Exercise directions:
Retype the whole listing below, character for character.
>> begin
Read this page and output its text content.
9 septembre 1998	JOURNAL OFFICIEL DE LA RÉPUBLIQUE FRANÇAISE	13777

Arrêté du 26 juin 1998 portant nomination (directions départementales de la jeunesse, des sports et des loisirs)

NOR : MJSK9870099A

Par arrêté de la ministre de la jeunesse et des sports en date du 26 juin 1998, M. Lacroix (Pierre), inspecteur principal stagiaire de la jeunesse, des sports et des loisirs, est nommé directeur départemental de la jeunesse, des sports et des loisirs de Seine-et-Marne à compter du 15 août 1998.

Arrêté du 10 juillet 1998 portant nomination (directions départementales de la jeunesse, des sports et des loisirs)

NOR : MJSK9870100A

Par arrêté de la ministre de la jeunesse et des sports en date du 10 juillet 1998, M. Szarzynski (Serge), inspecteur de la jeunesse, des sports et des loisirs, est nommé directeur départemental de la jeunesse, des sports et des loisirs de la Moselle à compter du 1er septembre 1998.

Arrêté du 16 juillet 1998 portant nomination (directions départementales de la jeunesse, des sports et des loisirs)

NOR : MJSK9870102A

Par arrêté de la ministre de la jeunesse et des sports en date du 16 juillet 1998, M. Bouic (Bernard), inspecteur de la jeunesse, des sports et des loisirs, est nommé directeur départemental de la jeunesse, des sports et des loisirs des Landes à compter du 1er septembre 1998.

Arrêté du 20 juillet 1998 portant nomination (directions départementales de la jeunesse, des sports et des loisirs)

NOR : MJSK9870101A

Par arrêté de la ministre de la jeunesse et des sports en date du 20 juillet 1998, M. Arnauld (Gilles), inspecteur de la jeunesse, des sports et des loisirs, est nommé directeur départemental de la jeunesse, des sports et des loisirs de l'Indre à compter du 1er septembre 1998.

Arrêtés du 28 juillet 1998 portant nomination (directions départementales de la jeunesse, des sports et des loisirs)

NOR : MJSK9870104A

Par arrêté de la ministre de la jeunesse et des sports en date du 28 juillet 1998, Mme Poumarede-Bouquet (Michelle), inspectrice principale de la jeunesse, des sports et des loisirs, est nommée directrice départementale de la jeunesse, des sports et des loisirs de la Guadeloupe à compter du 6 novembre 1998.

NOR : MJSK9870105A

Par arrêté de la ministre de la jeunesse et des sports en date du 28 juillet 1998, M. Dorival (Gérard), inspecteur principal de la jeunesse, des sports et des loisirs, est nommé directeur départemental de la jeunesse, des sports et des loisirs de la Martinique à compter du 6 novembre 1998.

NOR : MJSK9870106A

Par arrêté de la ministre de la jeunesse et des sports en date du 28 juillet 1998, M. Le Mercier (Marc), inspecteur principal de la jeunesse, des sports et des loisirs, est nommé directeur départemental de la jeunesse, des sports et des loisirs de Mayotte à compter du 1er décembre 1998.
>> end
Reply to the exercise:
Read this page and output its text content.
9 septembre 1998	JOURNAL OFFICIEL DE LA RÉPUBLIQUE FRANÇAISE	13777

Arrêté du 26 juin 1998 portant nomination (directions départementales de la jeunesse, des sports et des loisirs)

NOR : MJSK9870099A

Par arrêté de la ministre de la jeunesse et des sports en date du 26 juin 1998, M. Lacroix (Pierre), inspecteur principal stagiaire de la jeunesse, des sports et des loisirs, est nommé directeur départemental de la jeunesse, des sports et des loisirs de Seine-et-Marne à compter du 15 août 1998.

Arrêté du 10 juillet 1998 portant nomination (directions départementales de la jeunesse, des sports et des loisirs)

NOR : MJSK9870100A

Par arrêté de la ministre de la jeunesse et des sports en date du 10 juillet 1998, M. Szarzynski (Serge), inspecteur de la jeunesse, des sports et des loisirs, est nommé directeur départemental de la jeunesse, des sports et des loisirs de la Moselle à compter du 1er septembre 1998.

Arrêté du 16 juillet 1998 portant nomination (directions départementales de la jeunesse, des sports et des loisirs)

NOR : MJSK9870102A

Par arrêté de la ministre de la jeunesse et des sports en date du 16 juillet 1998, M. Bouic (Bernard), inspecteur de la jeunesse, des sports et des loisirs, est nommé directeur départemental de la jeunesse, des sports et des loisirs des Landes à compter du 1er septembre 1998.

Arrêté du 20 juillet 1998 portant nomination (directions départementales de la jeunesse, des sports et des loisirs)

NOR : MJSK9870101A

Par arrêté de la ministre de la jeunesse et des sports en date du 20 juillet 1998, M. Arnauld (Gilles), inspecteur de la jeunesse, des sports et des loisirs, est nommé directeur départemental de la jeunesse, des sports et des loisirs de l'Indre à compter du 1er septembre 1998.

Arrêtés du 28 juillet 1998 portant nomination (directions départementales de la jeunesse, des sports et des loisirs)

NOR : MJSK9870104A

Par arrêté de la ministre de la jeunesse et des sports en date du 28 juillet 1998, Mme Poumarede-Bouquet (Michelle), inspectrice principale de la jeunesse, des sports et des loisirs, est nommée directrice départementale de la jeunesse, des sports et des loisirs de la Guadeloupe à compter du 6 novembre 1998.

NOR : MJSK9870105A

Par arrêté de la ministre de la jeunesse et des sports en date du 28 juillet 1998, M. Dorival (Gérard), inspecteur principal de la jeunesse, des sports et des loisirs, est nommé directeur départemental de la jeunesse, des sports et des loisirs de la Martinique à compter du 6 novembre 1998.

NOR : MJSK9870106A

Par arrêté de la ministre de la jeunesse et des sports en date du 28 juillet 1998, M. Le Mercier (Marc), inspecteur principal de la jeunesse, des sports et des loisirs, est nommé directeur départemental de la jeunesse, des sports et des loisirs de Mayotte à compter du 1er décembre 1998.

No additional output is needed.